MATERIAL FOR THE TASK:
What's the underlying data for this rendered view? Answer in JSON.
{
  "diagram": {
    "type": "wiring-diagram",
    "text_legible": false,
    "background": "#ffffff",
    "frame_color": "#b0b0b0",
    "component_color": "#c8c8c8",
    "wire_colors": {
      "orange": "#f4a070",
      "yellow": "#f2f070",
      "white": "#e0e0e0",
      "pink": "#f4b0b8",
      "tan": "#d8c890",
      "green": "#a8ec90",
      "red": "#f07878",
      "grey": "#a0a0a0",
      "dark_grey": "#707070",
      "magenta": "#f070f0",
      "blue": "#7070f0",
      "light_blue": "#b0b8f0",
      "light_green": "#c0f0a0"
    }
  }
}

PROBLEM DESCRIPTION:
Provide an exact reproduction of all the entries shown above.

SOLVED EXERCISE:
What's the underlying data for this rendered view? Answer in JSON.
{
  "diagram": {
    "type": "wiring-diagram",
    "text_legible": false,
    "background": "#ffffff",
    "frame_color": "#b0b0b0",
    "component_color": "#c8c8c8",
    "wire_colors": {
      "orange": "#f4a070",
      "yellow": "#f2f070",
      "white": "#e0e0e0",
      "pink": "#f4b0b8",
      "tan": "#d8c890",
      "green": "#a8ec90",
      "red": "#f07878",
      "grey": "#a0a0a0",
      "dark_grey": "#707070",
      "magenta": "#f070f0",
      "blue": "#7070f0",
      "light_blue": "#b0b8f0",
      "light_green": "#c0f0a0"
    }
  }
}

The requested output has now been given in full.